To do: Where a line in the listing contains the string "encroach", copy that line out.
──────────
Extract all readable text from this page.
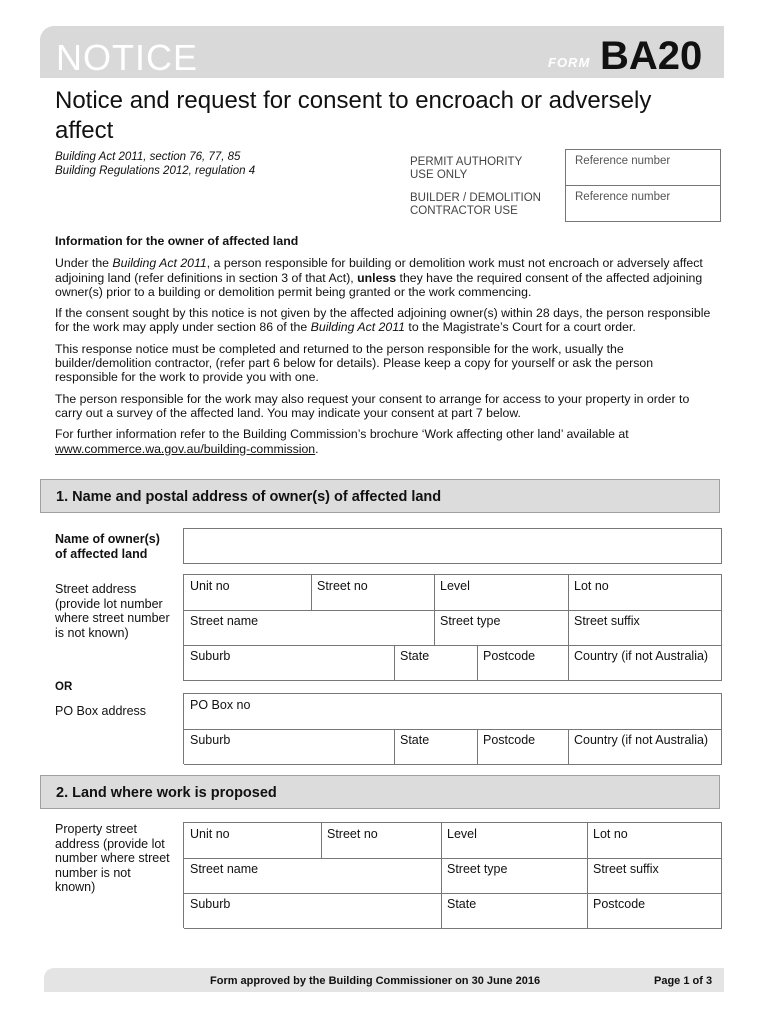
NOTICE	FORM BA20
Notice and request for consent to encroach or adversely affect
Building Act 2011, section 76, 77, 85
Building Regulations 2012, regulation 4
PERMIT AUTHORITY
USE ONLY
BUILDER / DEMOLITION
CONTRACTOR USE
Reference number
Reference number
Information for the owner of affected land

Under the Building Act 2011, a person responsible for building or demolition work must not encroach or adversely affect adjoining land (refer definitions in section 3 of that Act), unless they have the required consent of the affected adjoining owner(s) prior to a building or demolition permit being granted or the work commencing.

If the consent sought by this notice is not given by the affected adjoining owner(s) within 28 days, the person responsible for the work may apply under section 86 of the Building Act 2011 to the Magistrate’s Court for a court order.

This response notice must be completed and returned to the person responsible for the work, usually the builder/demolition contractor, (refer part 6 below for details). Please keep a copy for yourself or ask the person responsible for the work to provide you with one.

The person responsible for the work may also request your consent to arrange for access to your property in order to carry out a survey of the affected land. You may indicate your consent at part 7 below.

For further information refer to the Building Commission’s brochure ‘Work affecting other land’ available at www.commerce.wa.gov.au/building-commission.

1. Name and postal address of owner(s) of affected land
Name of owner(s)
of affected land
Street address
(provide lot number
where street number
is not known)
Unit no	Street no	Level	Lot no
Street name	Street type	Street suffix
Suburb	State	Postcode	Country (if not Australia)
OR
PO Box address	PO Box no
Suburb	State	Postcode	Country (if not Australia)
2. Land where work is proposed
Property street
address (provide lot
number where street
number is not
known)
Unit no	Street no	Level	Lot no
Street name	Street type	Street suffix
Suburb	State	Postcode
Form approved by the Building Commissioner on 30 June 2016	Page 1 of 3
──────────
Solution for this task:
Notice and request for consent to encroach or adversely affect
Under the Building Act 2011, a person responsible for building or demolition work must not encroach or adversely affect adjoining land (refer definitions in section 3 of that Act), unless they have the required consent of the affected adjoining owner(s) prior to a building or demolition permit being granted or the work commencing.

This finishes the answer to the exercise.